WHAT IS NEEDED: Look through the data below. Collect every line where the word "Test" occurs.

MATERIAL PROVIDED:
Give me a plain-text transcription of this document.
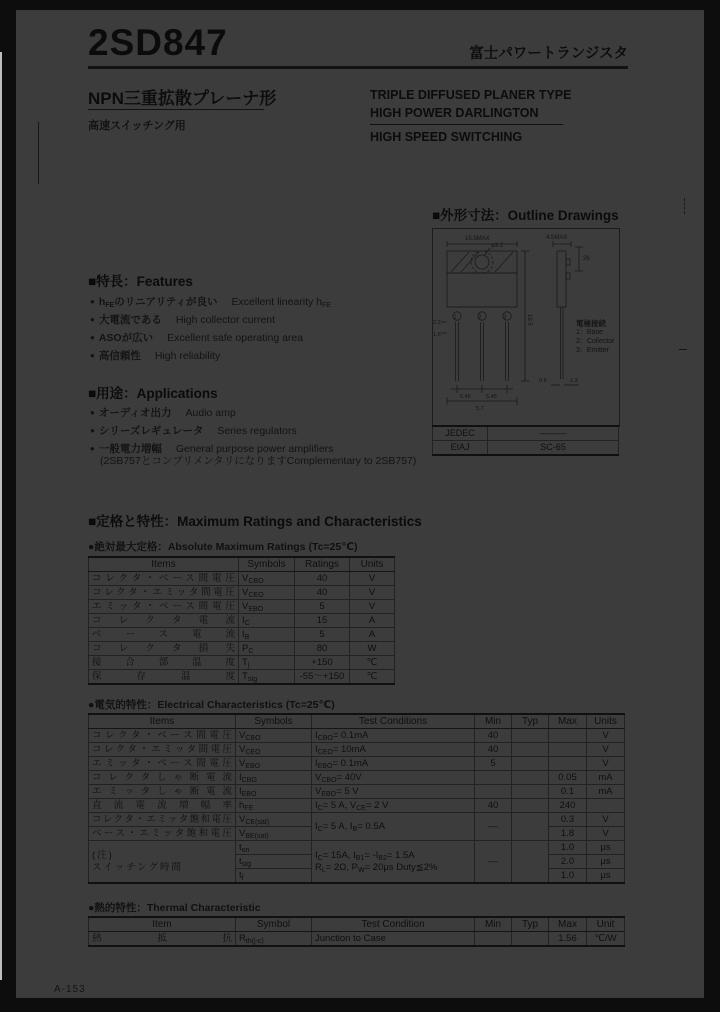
2SD847	富士パワートランジスタ
NPN三重拡散プレーナ形
高速スイッチング用
TRIPLE DIFFUSED PLANER TYPE
HIGH POWER DARLINGTON
HIGH SPEED SWITCHING
■外形寸法：Outline Drawings
15.5MAX
φ3.2
4.5MAX
26
19.5
2.2
1.6
5.45	5.45
5.7
0.5	1.3
1	2	3
電極接続
1：Base
2：Collector
3：Emitter
JEDEC	———
EIAJ	SC-65
■特長：Features
● $h_{FE}$のリニアリティが良い Excellent linearity $h_{FE}$
● 大電流である High collector current
● ASOが広い Excellent safe operating area
● 高信頼性 High reliability
■用途：Applications
● オーディオ出力 Audio amp
● シリーズレギュレータ Series regulators
● 一般電力増幅 General purpose power amplifiers
(2SB757とコンプリメンタリになりますComplementary to 2SB757)
■定格と特性：Maximum Ratings and Characteristics
●絶対最大定格：Absolute Maximum Ratings (Tc=25℃)
Items	Symbols	Ratings	Units
コレクタ・ベース間電圧	$V_{CBO}$	40	V
コレクタ・エミッタ間電圧	$V_{CEO}$	40	V
エミッタ・ベース間電圧	$V_{EBO}$	5	V
コレクタ電流	$I_C$	15	A
ベース電流	$I_B$	5	A
コレクタ損失	$P_C$	80	W
接合部温度	$T_j$	+150	℃
保存温度	$T_{stg}$	-55〜+150	℃
●電気的特性：Electrical Characteristics (Tc=25℃)
Items	Symbols	Test Conditions	Min	Typ	Max	Units
コレクタ・ベース間電圧	$V_{CBO}$	$I_{CBO}= 0.1mA$	40			V
コレクタ・エミッタ間電圧	$V_{CEO}$	$I_{CEO}= 10mA$	40			V
エミッタ・ベース間電圧	$V_{EBO}$	$I_{EBO}= 0.1mA$	5			V
コレクタしゃ断電流	$I_{CBO}$	$V_{CBO}= 40V$			0.05	mA
エミッタしゃ断電流	$I_{EBO}$	$V_{EBO}= 5$ V			0.1	mA
直流電流増幅率	$h_{FE}$	$I_C= 5$ A, $V_{CE}= 2$ V	40		240	
コレクタ・エミッタ飽和電圧	$V_{CE(sat)}$	$I_C= 5$ A, $I_B= 0.5A$	—		0.3	V
ベース・エミッタ飽和電圧	$V_{BE(sat)}$				1.8	V
(注)
スイッチング時間	$t_{on}$	$I_C= 15A$, $I_{B1}= -I_{B2}= 1.5A$
$R_L= 2\Omega$, $P_W= 20\mu s$ Duty≦2%	—		1.0	μs
	$t_{stg}$				2.0	μs
	$t_f$				1.0	μs
●熱的特性：Thermal Characteristic
Item	Symbol	Test Condition	Min	Typ	Max	Unit
熱　抵　抗	$R_{th(j-c)}$	Junction to Case			1.56	℃/W
A-153
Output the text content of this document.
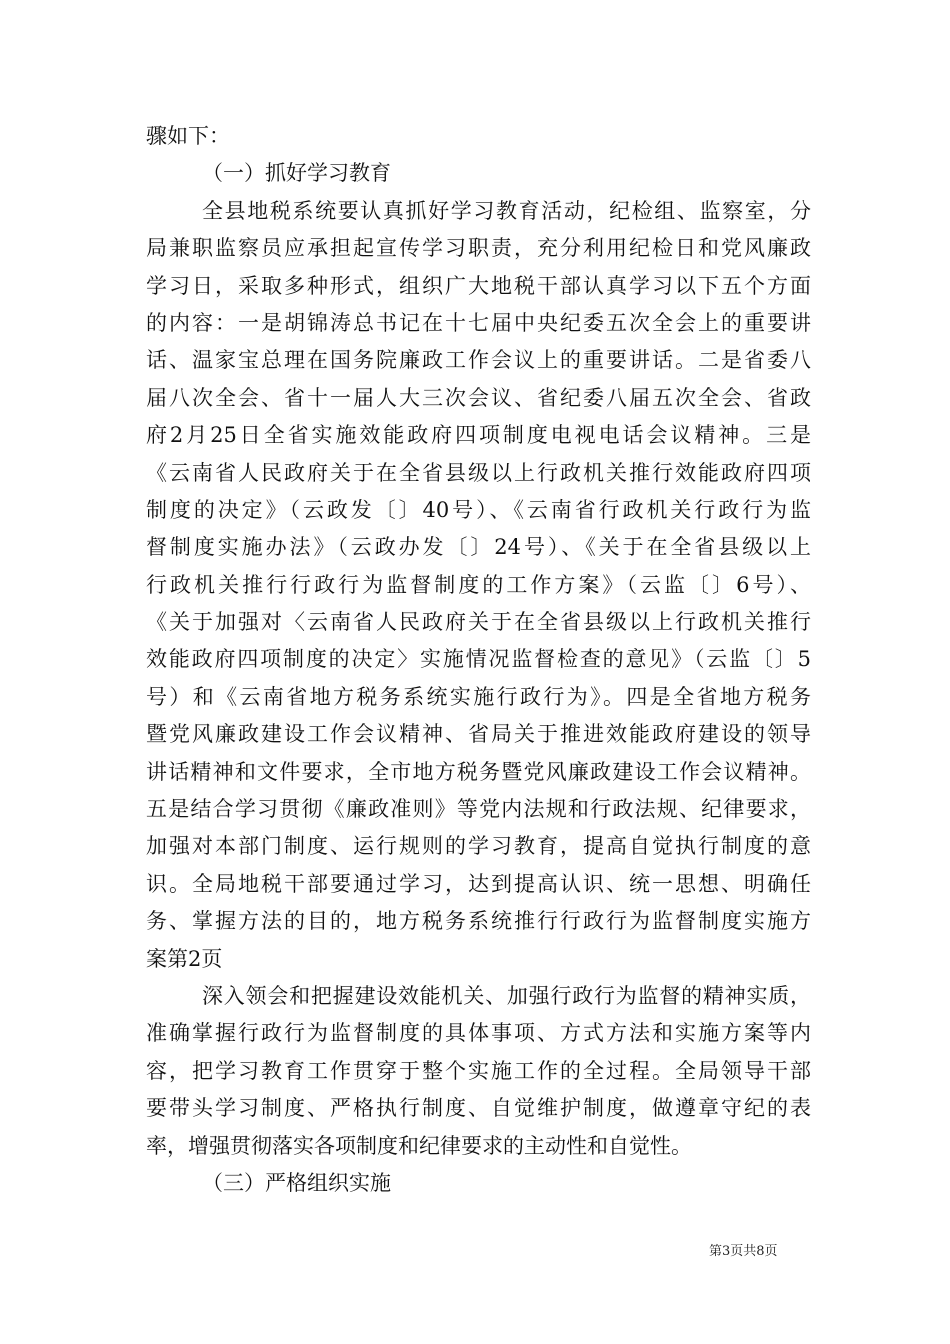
骤如下：
（一）抓好学习教育
全县地税系统要认真抓好学习教育活动，纪检组、监察室，分
局兼职监察员应承担起宣传学习职责，充分利用纪检日和党风廉政
学习日，采取多种形式，组织广大地税干部认真学习以下五个方面
的内容：一是胡锦涛总书记在十七届中央纪委五次全会上的重要讲
话、温家宝总理在国务院廉政工作会议上的重要讲话。二是省委八
届八次全会、省十一届人大三次会议、省纪委八届五次全会、省政
府2月25日全省实施效能政府四项制度电视电话会议精神。三是
《云南省人民政府关于在全省县级以上行政机关推行效能政府四项
制度的决定》（云政发〔〕40号）、《云南省行政机关行政行为监
督制度实施办法》（云政办发〔〕24号）、《关于在全省县级以上
行政机关推行行政行为监督制度的工作方案》（云监〔〕6号）、
《关于加强对〈云南省人民政府关于在全省县级以上行政机关推行
效能政府四项制度的决定〉实施情况监督检查的意见》（云监〔〕5
号）和《云南省地方税务系统实施行政行为》。四是全省地方税务
暨党风廉政建设工作会议精神、省局关于推进效能政府建设的领导
讲话精神和文件要求，全市地方税务暨党风廉政建设工作会议精神。
五是结合学习贯彻《廉政准则》等党内法规和行政法规、纪律要求，
加强对本部门制度、运行规则的学习教育，提高自觉执行制度的意
识。全局地税干部要通过学习，达到提高认识、统一思想、明确任
务、掌握方法的目的，地方税务系统推行行政行为监督制度实施方
案第2页
深入领会和把握建设效能机关、加强行政行为监督的精神实质，
准确掌握行政行为监督制度的具体事项、方式方法和实施方案等内
容，把学习教育工作贯穿于整个实施工作的全过程。全局领导干部
要带头学习制度、严格执行制度、自觉维护制度，做遵章守纪的表
率，增强贯彻落实各项制度和纪律要求的主动性和自觉性。
（三）严格组织实施
第3页共8页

WRITTEN ANSWER:
Items	Symbols	Test Conditions	Min	Typ	Max	Units
Item	Symbol	Test Condition	Min	Typ	Max	Unit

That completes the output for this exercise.